#### Instruction:
Write out the listing below exactly, and omit any images you find in it.

#### Given records:
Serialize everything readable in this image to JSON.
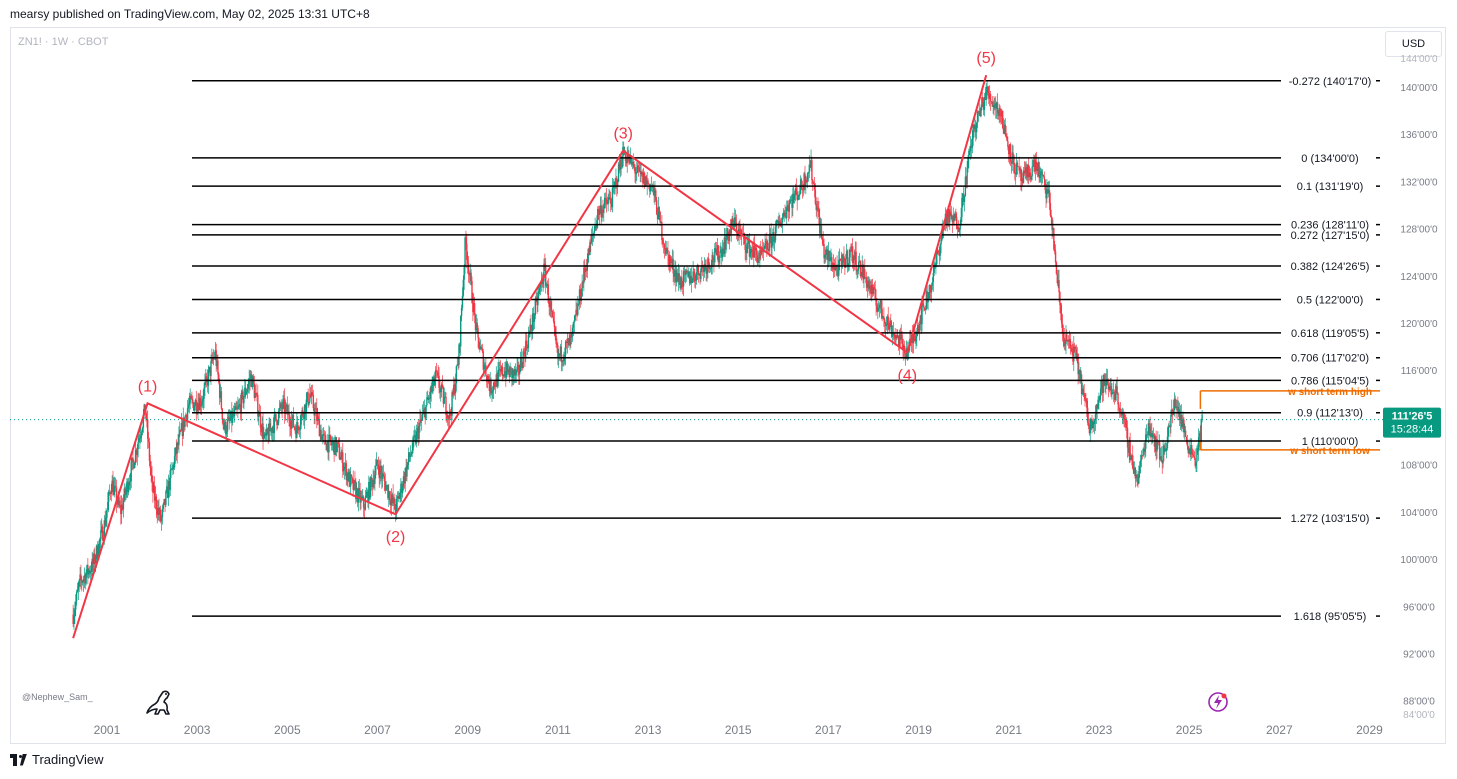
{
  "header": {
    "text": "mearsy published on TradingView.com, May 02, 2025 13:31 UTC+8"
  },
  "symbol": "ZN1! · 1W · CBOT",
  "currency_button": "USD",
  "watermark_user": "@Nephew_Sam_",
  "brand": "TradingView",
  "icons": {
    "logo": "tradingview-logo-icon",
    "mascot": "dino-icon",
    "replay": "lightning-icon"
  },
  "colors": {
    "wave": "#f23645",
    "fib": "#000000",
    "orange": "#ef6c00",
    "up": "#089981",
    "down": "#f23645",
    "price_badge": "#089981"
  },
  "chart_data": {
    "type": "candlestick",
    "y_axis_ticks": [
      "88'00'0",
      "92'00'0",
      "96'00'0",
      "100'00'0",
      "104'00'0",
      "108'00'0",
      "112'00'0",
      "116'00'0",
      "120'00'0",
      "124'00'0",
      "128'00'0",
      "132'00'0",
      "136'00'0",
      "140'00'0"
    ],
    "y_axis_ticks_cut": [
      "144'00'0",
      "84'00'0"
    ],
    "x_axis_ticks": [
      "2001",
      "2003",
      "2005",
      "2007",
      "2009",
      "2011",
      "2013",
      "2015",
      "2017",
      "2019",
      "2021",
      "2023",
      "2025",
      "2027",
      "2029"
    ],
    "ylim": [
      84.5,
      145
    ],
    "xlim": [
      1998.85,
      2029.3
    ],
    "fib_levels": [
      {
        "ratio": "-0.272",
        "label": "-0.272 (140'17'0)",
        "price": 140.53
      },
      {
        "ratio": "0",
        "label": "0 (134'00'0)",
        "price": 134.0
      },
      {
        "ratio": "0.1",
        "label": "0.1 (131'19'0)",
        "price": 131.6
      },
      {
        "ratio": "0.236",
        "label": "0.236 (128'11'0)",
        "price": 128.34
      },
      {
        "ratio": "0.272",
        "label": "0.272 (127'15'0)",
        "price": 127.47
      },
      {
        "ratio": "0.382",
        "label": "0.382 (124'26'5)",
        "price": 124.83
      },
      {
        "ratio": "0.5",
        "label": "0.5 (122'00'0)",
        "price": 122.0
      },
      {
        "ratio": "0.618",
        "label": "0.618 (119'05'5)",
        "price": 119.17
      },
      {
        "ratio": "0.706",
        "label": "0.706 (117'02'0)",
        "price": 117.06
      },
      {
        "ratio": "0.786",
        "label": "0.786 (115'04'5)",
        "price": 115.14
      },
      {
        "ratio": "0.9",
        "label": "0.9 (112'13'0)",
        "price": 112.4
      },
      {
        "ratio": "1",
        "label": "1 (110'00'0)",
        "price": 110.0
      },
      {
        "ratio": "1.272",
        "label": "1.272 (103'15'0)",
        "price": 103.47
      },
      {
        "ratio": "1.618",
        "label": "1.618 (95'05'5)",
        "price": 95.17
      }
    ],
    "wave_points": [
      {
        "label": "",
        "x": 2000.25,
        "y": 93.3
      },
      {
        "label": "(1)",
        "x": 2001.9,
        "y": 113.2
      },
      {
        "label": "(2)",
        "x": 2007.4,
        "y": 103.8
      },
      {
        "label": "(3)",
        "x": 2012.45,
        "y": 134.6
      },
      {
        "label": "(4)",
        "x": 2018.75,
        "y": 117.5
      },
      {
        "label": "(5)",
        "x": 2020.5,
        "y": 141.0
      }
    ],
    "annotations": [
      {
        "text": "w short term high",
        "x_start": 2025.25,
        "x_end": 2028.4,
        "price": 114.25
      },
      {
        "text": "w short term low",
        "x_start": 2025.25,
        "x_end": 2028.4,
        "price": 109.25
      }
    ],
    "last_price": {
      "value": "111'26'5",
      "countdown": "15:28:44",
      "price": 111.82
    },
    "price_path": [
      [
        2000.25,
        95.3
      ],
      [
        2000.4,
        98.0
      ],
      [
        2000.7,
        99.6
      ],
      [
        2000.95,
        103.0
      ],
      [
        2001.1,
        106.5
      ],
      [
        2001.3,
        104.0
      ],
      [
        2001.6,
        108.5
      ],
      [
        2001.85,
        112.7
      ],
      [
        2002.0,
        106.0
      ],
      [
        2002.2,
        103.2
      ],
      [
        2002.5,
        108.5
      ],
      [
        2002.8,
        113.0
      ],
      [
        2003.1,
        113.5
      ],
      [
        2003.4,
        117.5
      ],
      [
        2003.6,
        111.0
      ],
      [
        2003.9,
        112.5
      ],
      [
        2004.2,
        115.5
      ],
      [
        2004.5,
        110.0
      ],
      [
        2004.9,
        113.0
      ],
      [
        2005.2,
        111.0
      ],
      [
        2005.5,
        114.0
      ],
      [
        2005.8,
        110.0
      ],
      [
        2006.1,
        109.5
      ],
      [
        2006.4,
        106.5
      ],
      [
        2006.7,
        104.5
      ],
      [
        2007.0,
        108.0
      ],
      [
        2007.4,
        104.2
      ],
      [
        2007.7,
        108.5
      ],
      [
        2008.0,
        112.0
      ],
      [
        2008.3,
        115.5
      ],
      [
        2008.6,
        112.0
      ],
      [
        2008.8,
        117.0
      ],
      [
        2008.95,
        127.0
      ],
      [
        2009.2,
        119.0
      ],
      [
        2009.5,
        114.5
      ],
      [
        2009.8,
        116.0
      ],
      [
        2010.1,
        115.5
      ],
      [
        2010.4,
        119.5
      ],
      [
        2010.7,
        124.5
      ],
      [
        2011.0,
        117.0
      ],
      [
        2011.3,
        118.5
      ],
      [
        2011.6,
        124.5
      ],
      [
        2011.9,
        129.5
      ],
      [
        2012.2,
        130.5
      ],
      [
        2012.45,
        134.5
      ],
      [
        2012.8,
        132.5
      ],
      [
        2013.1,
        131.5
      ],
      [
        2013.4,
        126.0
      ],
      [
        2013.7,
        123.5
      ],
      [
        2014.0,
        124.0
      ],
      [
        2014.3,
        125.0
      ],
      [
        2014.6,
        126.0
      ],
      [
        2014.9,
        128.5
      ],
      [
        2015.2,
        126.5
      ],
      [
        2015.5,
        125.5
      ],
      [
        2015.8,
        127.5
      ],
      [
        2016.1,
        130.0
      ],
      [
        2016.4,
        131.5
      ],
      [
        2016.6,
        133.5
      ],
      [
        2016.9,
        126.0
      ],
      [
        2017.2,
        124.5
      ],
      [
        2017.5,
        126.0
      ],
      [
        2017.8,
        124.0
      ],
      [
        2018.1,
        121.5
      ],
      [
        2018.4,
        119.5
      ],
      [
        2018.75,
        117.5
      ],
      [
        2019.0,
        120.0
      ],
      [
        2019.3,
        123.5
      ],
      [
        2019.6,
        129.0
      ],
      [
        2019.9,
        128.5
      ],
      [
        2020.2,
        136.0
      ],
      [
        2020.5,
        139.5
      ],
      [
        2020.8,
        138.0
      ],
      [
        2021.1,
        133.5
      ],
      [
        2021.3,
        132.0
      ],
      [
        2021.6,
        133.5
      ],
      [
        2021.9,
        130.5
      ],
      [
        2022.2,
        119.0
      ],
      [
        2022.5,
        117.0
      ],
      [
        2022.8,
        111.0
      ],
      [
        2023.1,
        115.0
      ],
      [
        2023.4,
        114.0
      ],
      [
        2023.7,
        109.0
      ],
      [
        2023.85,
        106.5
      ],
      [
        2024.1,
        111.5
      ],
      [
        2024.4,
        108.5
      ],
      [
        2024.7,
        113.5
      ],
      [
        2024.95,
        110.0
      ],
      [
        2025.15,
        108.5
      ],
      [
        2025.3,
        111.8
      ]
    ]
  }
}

#### Solution to the problem:
Serialize everything readable in this image to JSON.
{
  "header": {
    "text": "mearsy published on TradingView.com, May 02, 2025 13:31 UTC+8"
  },
  "symbol": "ZN1! · 1W · CBOT",
  "currency_button": "USD",
  "watermark_user": "@Nephew_Sam_",
  "brand": "TradingView",
  "icons": {
    "logo": "tradingview-logo-icon",
    "mascot": "dino-icon",
    "replay": "lightning-icon"
  },
  "colors": {
    "wave": "#f23645",
    "fib": "#000000",
    "orange": "#ef6c00",
    "up": "#089981",
    "down": "#f23645",
    "price_badge": "#089981"
  },
  "chart_data": {
    "type": "candlestick",
    "y_axis_ticks": [
      "88'00'0",
      "92'00'0",
      "96'00'0",
      "100'00'0",
      "104'00'0",
      "108'00'0",
      "112'00'0",
      "116'00'0",
      "120'00'0",
      "124'00'0",
      "128'00'0",
      "132'00'0",
      "136'00'0",
      "140'00'0"
    ],
    "y_axis_ticks_cut": [
      "144'00'0",
      "84'00'0"
    ],
    "x_axis_ticks": [
      "2001",
      "2003",
      "2005",
      "2007",
      "2009",
      "2011",
      "2013",
      "2015",
      "2017",
      "2019",
      "2021",
      "2023",
      "2025",
      "2027",
      "2029"
    ],
    "ylim": [
      84.5,
      145
    ],
    "xlim": [
      1998.85,
      2029.3
    ],
    "fib_levels": [
      {
        "ratio": "-0.272",
        "label": "-0.272 (140'17'0)",
        "price": 140.53
      },
      {
        "ratio": "0",
        "label": "0 (134'00'0)",
        "price": 134.0
      },
      {
        "ratio": "0.1",
        "label": "0.1 (131'19'0)",
        "price": 131.6
      },
      {
        "ratio": "0.236",
        "label": "0.236 (128'11'0)",
        "price": 128.34
      },
      {
        "ratio": "0.272",
        "label": "0.272 (127'15'0)",
        "price": 127.47
      },
      {
        "ratio": "0.382",
        "label": "0.382 (124'26'5)",
        "price": 124.83
      },
      {
        "ratio": "0.5",
        "label": "0.5 (122'00'0)",
        "price": 122.0
      },
      {
        "ratio": "0.618",
        "label": "0.618 (119'05'5)",
        "price": 119.17
      },
      {
        "ratio": "0.706",
        "label": "0.706 (117'02'0)",
        "price": 117.06
      },
      {
        "ratio": "0.786",
        "label": "0.786 (115'04'5)",
        "price": 115.14
      },
      {
        "ratio": "0.9",
        "label": "0.9 (112'13'0)",
        "price": 112.4
      },
      {
        "ratio": "1",
        "label": "1 (110'00'0)",
        "price": 110.0
      },
      {
        "ratio": "1.272",
        "label": "1.272 (103'15'0)",
        "price": 103.47
      },
      {
        "ratio": "1.618",
        "label": "1.618 (95'05'5)",
        "price": 95.17
      }
    ],
    "wave_points": [
      {
        "label": "",
        "x": 2000.25,
        "y": 93.3
      },
      {
        "label": "(1)",
        "x": 2001.9,
        "y": 113.2
      },
      {
        "label": "(2)",
        "x": 2007.4,
        "y": 103.8
      },
      {
        "label": "(3)",
        "x": 2012.45,
        "y": 134.6
      },
      {
        "label": "(4)",
        "x": 2018.75,
        "y": 117.5
      },
      {
        "label": "(5)",
        "x": 2020.5,
        "y": 141.0
      }
    ],
    "annotations": [
      {
        "text": "w short term high",
        "x_start": 2025.25,
        "x_end": 2028.4,
        "price": 114.25
      },
      {
        "text": "w short term low",
        "x_start": 2025.25,
        "x_end": 2028.4,
        "price": 109.25
      }
    ],
    "last_price": {
      "value": "111'26'5",
      "countdown": "15:28:44",
      "price": 111.82
    },
    "price_path": [
      [
        2000.25,
        95.3
      ],
      [
        2000.4,
        98.0
      ],
      [
        2000.7,
        99.6
      ],
      [
        2000.95,
        103.0
      ],
      [
        2001.1,
        106.5
      ],
      [
        2001.3,
        104.0
      ],
      [
        2001.6,
        108.5
      ],
      [
        2001.85,
        112.7
      ],
      [
        2002.0,
        106.0
      ],
      [
        2002.2,
        103.2
      ],
      [
        2002.5,
        108.5
      ],
      [
        2002.8,
        113.0
      ],
      [
        2003.1,
        113.5
      ],
      [
        2003.4,
        117.5
      ],
      [
        2003.6,
        111.0
      ],
      [
        2003.9,
        112.5
      ],
      [
        2004.2,
        115.5
      ],
      [
        2004.5,
        110.0
      ],
      [
        2004.9,
        113.0
      ],
      [
        2005.2,
        111.0
      ],
      [
        2005.5,
        114.0
      ],
      [
        2005.8,
        110.0
      ],
      [
        2006.1,
        109.5
      ],
      [
        2006.4,
        106.5
      ],
      [
        2006.7,
        104.5
      ],
      [
        2007.0,
        108.0
      ],
      [
        2007.4,
        104.2
      ],
      [
        2007.7,
        108.5
      ],
      [
        2008.0,
        112.0
      ],
      [
        2008.3,
        115.5
      ],
      [
        2008.6,
        112.0
      ],
      [
        2008.8,
        117.0
      ],
      [
        2008.95,
        127.0
      ],
      [
        2009.2,
        119.0
      ],
      [
        2009.5,
        114.5
      ],
      [
        2009.8,
        116.0
      ],
      [
        2010.1,
        115.5
      ],
      [
        2010.4,
        119.5
      ],
      [
        2010.7,
        124.5
      ],
      [
        2011.0,
        117.0
      ],
      [
        2011.3,
        118.5
      ],
      [
        2011.6,
        124.5
      ],
      [
        2011.9,
        129.5
      ],
      [
        2012.2,
        130.5
      ],
      [
        2012.45,
        134.5
      ],
      [
        2012.8,
        132.5
      ],
      [
        2013.1,
        131.5
      ],
      [
        2013.4,
        126.0
      ],
      [
        2013.7,
        123.5
      ],
      [
        2014.0,
        124.0
      ],
      [
        2014.3,
        125.0
      ],
      [
        2014.6,
        126.0
      ],
      [
        2014.9,
        128.5
      ],
      [
        2015.2,
        126.5
      ],
      [
        2015.5,
        125.5
      ],
      [
        2015.8,
        127.5
      ],
      [
        2016.1,
        130.0
      ],
      [
        2016.4,
        131.5
      ],
      [
        2016.6,
        133.5
      ],
      [
        2016.9,
        126.0
      ],
      [
        2017.2,
        124.5
      ],
      [
        2017.5,
        126.0
      ],
      [
        2017.8,
        124.0
      ],
      [
        2018.1,
        121.5
      ],
      [
        2018.4,
        119.5
      ],
      [
        2018.75,
        117.5
      ],
      [
        2019.0,
        120.0
      ],
      [
        2019.3,
        123.5
      ],
      [
        2019.6,
        129.0
      ],
      [
        2019.9,
        128.5
      ],
      [
        2020.2,
        136.0
      ],
      [
        2020.5,
        139.5
      ],
      [
        2020.8,
        138.0
      ],
      [
        2021.1,
        133.5
      ],
      [
        2021.3,
        132.0
      ],
      [
        2021.6,
        133.5
      ],
      [
        2021.9,
        130.5
      ],
      [
        2022.2,
        119.0
      ],
      [
        2022.5,
        117.0
      ],
      [
        2022.8,
        111.0
      ],
      [
        2023.1,
        115.0
      ],
      [
        2023.4,
        114.0
      ],
      [
        2023.7,
        109.0
      ],
      [
        2023.85,
        106.5
      ],
      [
        2024.1,
        111.5
      ],
      [
        2024.4,
        108.5
      ],
      [
        2024.7,
        113.5
      ],
      [
        2024.95,
        110.0
      ],
      [
        2025.15,
        108.5
      ],
      [
        2025.3,
        111.8
      ]
    ]
  }
}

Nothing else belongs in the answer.